GIVEN INFORMATION:
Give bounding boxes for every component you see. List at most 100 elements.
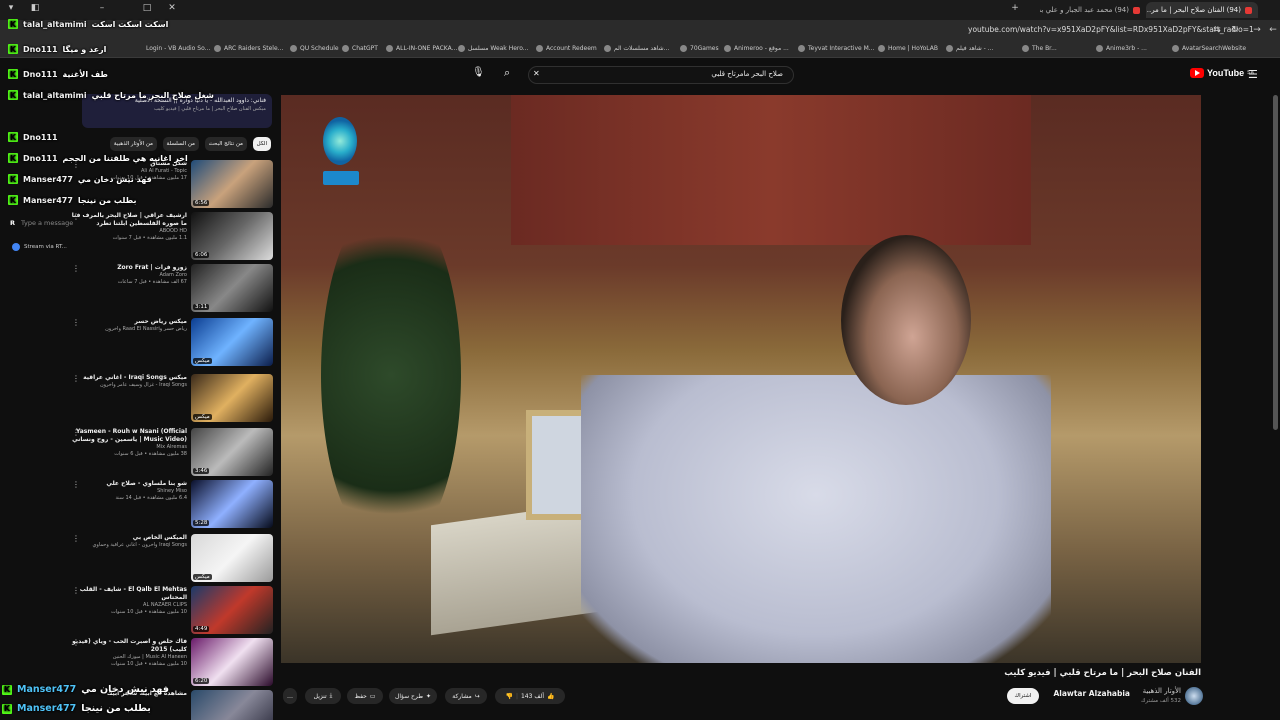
- close-icon[interactable]: ✕: [533, 69, 540, 78]
- save-icon: ▭: [369, 692, 376, 700]
- maximize-icon[interactable]: □: [140, 3, 154, 13]
- video-thumbnail[interactable]: 5:28: [191, 480, 273, 528]
- video-thumbnail[interactable]: ميكس: [191, 374, 273, 422]
- tab-label: (94) الفنان صلاح البحر | ما مر...: [1146, 6, 1241, 14]
- bookmark-item[interactable]: Anime3rb - ...: [1096, 45, 1147, 52]
- rec-title[interactable]: زورو فرات | Zoro Frat: [69, 264, 187, 272]
- mic-icon[interactable]: 🎙: [472, 67, 485, 78]
- bookmark-item[interactable]: QU Schedule: [290, 45, 339, 52]
- video-thumbnail[interactable]: 6:56: [191, 160, 273, 208]
- chat-user: Dno111: [23, 44, 58, 54]
- chat-text: فهد نيش دخان مي: [77, 174, 152, 184]
- video-thumbnail[interactable]: 3:11: [191, 264, 273, 312]
- bookmark-item[interactable]: ARC Raiders Stele...: [214, 45, 283, 52]
- bookmark-item[interactable]: 70Games: [680, 45, 719, 52]
- browser-menu-icon[interactable]: ▾: [4, 3, 18, 13]
- recommendation-item[interactable]: 3:11 زورو فرات | Zoro Frat Adam Zoro 67 أل…: [60, 264, 275, 314]
- more-icon[interactable]: …: [283, 688, 297, 704]
- rec-channel: Music Al Haneen | ميوزك الحنين: [112, 654, 187, 660]
- recommendation-item[interactable]: 6:06 ارشيف عراقي | صلاح البحر بالمرف فنا…: [60, 212, 275, 262]
- download-button[interactable]: تنزيل ⤓: [305, 688, 341, 704]
- chip-channel[interactable]: من الأوتار الذهبية: [109, 137, 157, 151]
- minimize-icon[interactable]: –: [95, 3, 109, 13]
- bookmark-item[interactable]: شاهد فيلم - ...: [946, 45, 993, 52]
- kick-icon: K: [2, 703, 12, 714]
- bookmark-item[interactable]: مسلسل Weak Hero...: [458, 45, 529, 52]
- save-button[interactable]: حفظ ▭: [347, 688, 383, 704]
- rec-meta: 6.4 مليون مشاهدة • قبل 14 سنة: [115, 495, 187, 501]
- rec-title[interactable]: ميكس Iraqi Songs - اغاني عراقية: [69, 374, 187, 382]
- rec-channel: Mix Alremas: [156, 444, 187, 450]
- menu-icon[interactable]: ☰: [1248, 68, 1258, 81]
- bookmark-item[interactable]: شاهد مسلسلات الم...: [604, 45, 669, 52]
- video-thumbnail[interactable]: ميكس: [191, 534, 273, 582]
- rec-channel: ABOOD HD: [159, 228, 187, 234]
- share-button[interactable]: مشاركة ↪: [445, 688, 487, 704]
- like-icon[interactable]: 👍: [547, 693, 554, 700]
- chat-text: ارعد و ميگا: [62, 44, 107, 54]
- recommendation-item[interactable]: ميكس الميكس الخاص بي Iraqi Songs وآخرون -…: [60, 534, 275, 584]
- bookmark-item[interactable]: Account Redeem: [536, 45, 597, 52]
- recommendation-item[interactable]: 5:28 شو بنا ملساوي - صلاح علي Shiney Miso…: [60, 480, 275, 530]
- more-icon[interactable]: ⋮: [72, 318, 80, 327]
- video-thumbnail[interactable]: 4:49: [191, 586, 273, 634]
- extensions-icon[interactable]: ◧: [28, 3, 42, 13]
- search-input[interactable]: صلاح البحر مامرتاح قلبي ✕: [528, 66, 794, 84]
- video-player[interactable]: [281, 95, 1201, 663]
- channel-name[interactable]: Alawtar Alzahabia: [1053, 689, 1130, 698]
- subscribe-button[interactable]: اشتراك: [1007, 688, 1039, 704]
- chat-text: بطلب من نينجا: [77, 195, 137, 205]
- bookmark-item[interactable]: Login - VB Audio So...: [146, 45, 210, 52]
- video-thumbnail[interactable]: ميكس: [191, 318, 273, 366]
- bookmark-item[interactable]: AvatarSearchWebsite: [1172, 45, 1246, 52]
- chip-search-results[interactable]: من نتائج البحث: [204, 137, 247, 151]
- more-icon[interactable]: ⋮: [72, 480, 80, 489]
- rec-channel: رياض حسر وRaad El Nassiri وآخرون: [105, 326, 187, 332]
- rec-title[interactable]: شو بنا ملساوي - صلاح علي: [69, 480, 187, 488]
- bookmark-item[interactable]: ALL-IN-ONE PACKA...: [386, 45, 457, 52]
- bookmark-item[interactable]: Animeroo - موقع ...: [724, 45, 789, 52]
- rec-title[interactable]: Yasmeen - Rouh w Nsani (Official Music V…: [69, 428, 187, 444]
- video-thumbnail[interactable]: 3:46: [191, 428, 273, 476]
- more-icon[interactable]: ⋮: [72, 428, 80, 437]
- rec-title[interactable]: فاك خلص و اصبرت الحب - وياي (فيديو كليب)…: [69, 638, 187, 654]
- bookmark-item[interactable]: ChatGPT: [342, 45, 378, 52]
- youtube-favicon-icon: [1245, 6, 1252, 14]
- sparkle-icon: ✦: [426, 692, 432, 700]
- new-tab-button[interactable]: +: [1008, 3, 1022, 13]
- video-thumbnail[interactable]: 6:06: [191, 212, 273, 260]
- page-scrollbar[interactable]: [1273, 95, 1278, 430]
- recommendation-item[interactable]: 3:46 Yasmeen - Rouh w Nsani (Official Mu…: [60, 428, 275, 478]
- chip-series[interactable]: من السلسلة: [162, 137, 199, 151]
- tab-second[interactable]: (94) محمد عبد الجبار و علي بدر ...: [1040, 2, 1140, 18]
- tab-active[interactable]: (94) الفنان صلاح البحر | ما مر...: [1146, 2, 1258, 18]
- video-thumbnail[interactable]: 6:20: [191, 638, 273, 686]
- more-icon[interactable]: ⋮: [72, 534, 80, 543]
- channel-name-ar[interactable]: الأوتار الذهبية: [1143, 687, 1181, 695]
- ask-button[interactable]: طرح سؤال ✦: [389, 688, 437, 704]
- close-window-icon[interactable]: ✕: [165, 3, 179, 13]
- url-field[interactable]: youtube.com/watch?v=x951XaD2pFY&list=RDx…: [968, 25, 1254, 34]
- channel-avatar[interactable]: [1185, 687, 1203, 705]
- recommendation-item[interactable]: ميكس ميكس Iraqi Songs - اغاني عراقية Iraq…: [60, 374, 275, 424]
- more-icon[interactable]: ⋮: [72, 374, 80, 383]
- rec-title[interactable]: El Qalb El Mehtas - شايف - القلب المحتاس: [69, 586, 187, 602]
- youtube-logo[interactable]: YouTube SA: [1190, 68, 1254, 78]
- video-frame-plant: [321, 195, 461, 555]
- rec-title[interactable]: ارشيف عراقي | صلاح البحر بالمرف فنا ما ص…: [69, 212, 187, 228]
- dislike-icon[interactable]: 👎: [505, 693, 512, 700]
- rec-title[interactable]: الميكس الخاص بي: [69, 534, 187, 542]
- bookmark-item[interactable]: Home | HoYoLAB: [878, 45, 938, 52]
- rec-title[interactable]: ميكس رياض حسر: [69, 318, 187, 326]
- back-icon[interactable]: ←: [1266, 25, 1280, 35]
- more-icon[interactable]: ⋮: [72, 586, 80, 595]
- bookmark-item[interactable]: Teyvat Interactive M...: [798, 45, 875, 52]
- bookmark-item[interactable]: The Br...: [1022, 45, 1057, 52]
- chip-all[interactable]: الكل: [252, 137, 271, 151]
- more-icon[interactable]: ⋮: [72, 638, 80, 647]
- recommendation-item[interactable]: ميكس ميكس رياض حسر رياض حسر وRaad El Nass…: [60, 318, 275, 368]
- recommendation-item[interactable]: 4:49 El Qalb El Mehtas - شايف - القلب ال…: [60, 586, 275, 636]
- more-icon[interactable]: ⋮: [72, 264, 80, 273]
- chat-input[interactable]: R Type a message: [10, 219, 73, 227]
- search-icon[interactable]: ⌕: [504, 66, 510, 80]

CHALLENGE:
Copy out the material above word for word, from the line containing "- close-icon[interactable]: ✕: [533, 69, 540, 78]" through the line containing "- rec-channel: Music", both included.

THE ANSWER:
- close-icon[interactable]: ✕: [533, 69, 540, 78]
- save-icon: ▭: [369, 692, 376, 700]
- maximize-icon[interactable]: □: [140, 3, 154, 13]
- video-thumbnail[interactable]: 5:28: [191, 480, 273, 528]
- video-thumbnail[interactable]: ميكس: [191, 374, 273, 422]
- tab-label: (94) الفنان صلاح البحر | ما مر...: [1146, 6, 1241, 14]
- bookmark-item[interactable]: Anime3rb - ...: [1096, 45, 1147, 52]
- rec-title[interactable]: زورو فرات | Zoro Frat: [69, 264, 187, 272]
- mic-icon[interactable]: 🎙: [472, 67, 485, 78]
- bookmark-item[interactable]: QU Schedule: [290, 45, 339, 52]
- video-thumbnail[interactable]: 6:56: [191, 160, 273, 208]
- chat-user: Dno111: [23, 44, 58, 54]
- chat-text: فهد نيش دخان مي: [77, 174, 152, 184]
- video-thumbnail[interactable]: 3:11: [191, 264, 273, 312]
- bookmark-item[interactable]: ARC Raiders Stele...: [214, 45, 283, 52]
- bookmark-item[interactable]: 70Games: [680, 45, 719, 52]
- browser-menu-icon[interactable]: ▾: [4, 3, 18, 13]
- recommendation-item[interactable]: 3:11 زورو فرات | Zoro Frat Adam Zoro 67 أل…: [60, 264, 275, 314]
- more-icon[interactable]: …: [283, 688, 297, 704]
- rec-channel: Music Al Haneen | ميوزك الحنين: [112, 654, 187, 660]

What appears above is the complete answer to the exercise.